§ **GIVEN EXERCISE**
Reproduce the entries word for word, and omit any picture you find in them.

Figure dataset records
════

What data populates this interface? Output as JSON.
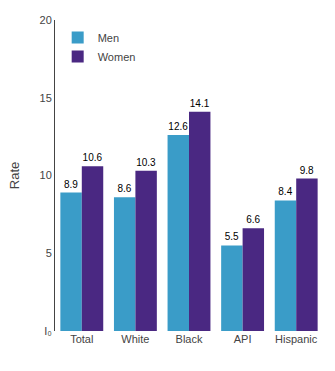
{
  "chart_data": {
    "type": "bar",
    "categories": [
      "Total",
      "White",
      "Black",
      "API",
      "Hispanic"
    ],
    "series": [
      {
        "name": "Men",
        "color": "#3a9cc8",
        "values": [
          8.9,
          8.6,
          12.6,
          5.5,
          8.4
        ]
      },
      {
        "name": "Women",
        "color": "#4a2882",
        "values": [
          10.6,
          10.3,
          14.1,
          6.6,
          9.8
        ]
      }
    ],
    "ylabel": "Rate",
    "ylim": [
      0,
      20
    ],
    "yticks": [
      {
        "value": 0,
        "label": "I₀"
      },
      5,
      10,
      15,
      20
    ],
    "grid": false,
    "legend": "upper left",
    "data_labels": true
  }
}
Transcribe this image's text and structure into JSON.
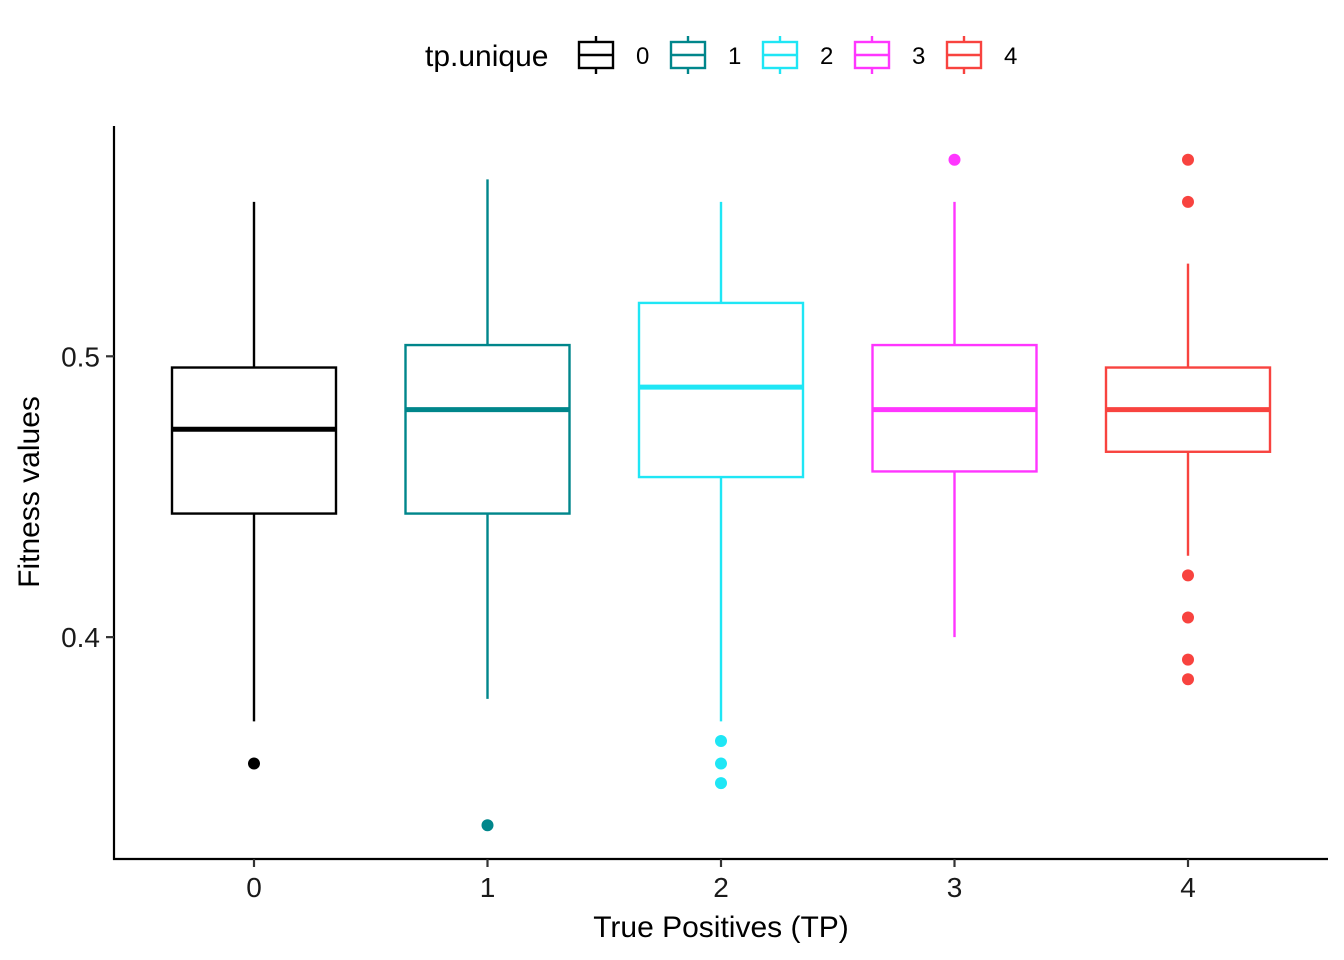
{
  "chart_data": {
    "type": "boxplot",
    "xlabel": "True Positives (TP)",
    "ylabel": "Fitness values",
    "categories": [
      "0",
      "1",
      "2",
      "3",
      "4"
    ],
    "y_ticks": [
      0.4,
      0.5
    ],
    "y_tick_labels": [
      "0.4",
      "0.5"
    ],
    "ylim": [
      0.321,
      0.582
    ],
    "grid": false,
    "legend": {
      "title": "tp.unique",
      "position": "top",
      "entries": [
        "0",
        "1",
        "2",
        "3",
        "4"
      ]
    },
    "series": [
      {
        "category": "0",
        "color": "#000000",
        "whisker_low": 0.37,
        "q1": 0.444,
        "median": 0.474,
        "q3": 0.496,
        "whisker_high": 0.555,
        "outliers": [
          0.355
        ]
      },
      {
        "category": "1",
        "color": "#00868B",
        "whisker_low": 0.378,
        "q1": 0.444,
        "median": 0.481,
        "q3": 0.504,
        "whisker_high": 0.563,
        "outliers": [
          0.333
        ]
      },
      {
        "category": "2",
        "color": "#1FE6F5",
        "whisker_low": 0.37,
        "q1": 0.457,
        "median": 0.489,
        "q3": 0.519,
        "whisker_high": 0.555,
        "outliers": [
          0.363,
          0.355,
          0.348
        ]
      },
      {
        "category": "3",
        "color": "#FF36FF",
        "whisker_low": 0.4,
        "q1": 0.459,
        "median": 0.481,
        "q3": 0.504,
        "whisker_high": 0.555,
        "outliers": [
          0.57
        ]
      },
      {
        "category": "4",
        "color": "#F8433F",
        "whisker_low": 0.429,
        "q1": 0.466,
        "median": 0.481,
        "q3": 0.496,
        "whisker_high": 0.533,
        "outliers": [
          0.57,
          0.555,
          0.422,
          0.407,
          0.392,
          0.385
        ]
      }
    ]
  }
}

════

§ **EXPECTED ANSWER**
What data populates this interface? Output as JSON.
{
  "chart_data": {
    "type": "bar",
    "categories": [
      "Total",
      "White",
      "Black",
      "API",
      "Hispanic"
    ],
    "series": [
      {
        "name": "Men",
        "color": "#3a9cc8",
        "values": [
          8.9,
          8.6,
          12.6,
          5.5,
          8.4
        ]
      },
      {
        "name": "Women",
        "color": "#4a2882",
        "values": [
          10.6,
          10.3,
          14.1,
          6.6,
          9.8
        ]
      }
    ],
    "ylabel": "Rate",
    "ylim": [
      0,
      20
    ],
    "yticks": [
      {
        "value": 0,
        "label": "I₀"
      },
      5,
      10,
      15,
      20
    ],
    "grid": false,
    "legend": "upper left",
    "data_labels": true
  }
}
Transcribe this image's text and structure into JSON.
{
  "chart_data": {
    "type": "boxplot",
    "xlabel": "True Positives (TP)",
    "ylabel": "Fitness values",
    "categories": [
      "0",
      "1",
      "2",
      "3",
      "4"
    ],
    "y_ticks": [
      0.4,
      0.5
    ],
    "y_tick_labels": [
      "0.4",
      "0.5"
    ],
    "ylim": [
      0.321,
      0.582
    ],
    "grid": false,
    "legend": {
      "title": "tp.unique",
      "position": "top",
      "entries": [
        "0",
        "1",
        "2",
        "3",
        "4"
      ]
    },
    "series": [
      {
        "category": "0",
        "color": "#000000",
        "whisker_low": 0.37,
        "q1": 0.444,
        "median": 0.474,
        "q3": 0.496,
        "whisker_high": 0.555,
        "outliers": [
          0.355
        ]
      },
      {
        "category": "1",
        "color": "#00868B",
        "whisker_low": 0.378,
        "q1": 0.444,
        "median": 0.481,
        "q3": 0.504,
        "whisker_high": 0.563,
        "outliers": [
          0.333
        ]
      },
      {
        "category": "2",
        "color": "#1FE6F5",
        "whisker_low": 0.37,
        "q1": 0.457,
        "median": 0.489,
        "q3": 0.519,
        "whisker_high": 0.555,
        "outliers": [
          0.363,
          0.355,
          0.348
        ]
      },
      {
        "category": "3",
        "color": "#FF36FF",
        "whisker_low": 0.4,
        "q1": 0.459,
        "median": 0.481,
        "q3": 0.504,
        "whisker_high": 0.555,
        "outliers": [
          0.57
        ]
      },
      {
        "category": "4",
        "color": "#F8433F",
        "whisker_low": 0.429,
        "q1": 0.466,
        "median": 0.481,
        "q3": 0.496,
        "whisker_high": 0.533,
        "outliers": [
          0.57,
          0.555,
          0.422,
          0.407,
          0.392,
          0.385
        ]
      }
    ]
  }
}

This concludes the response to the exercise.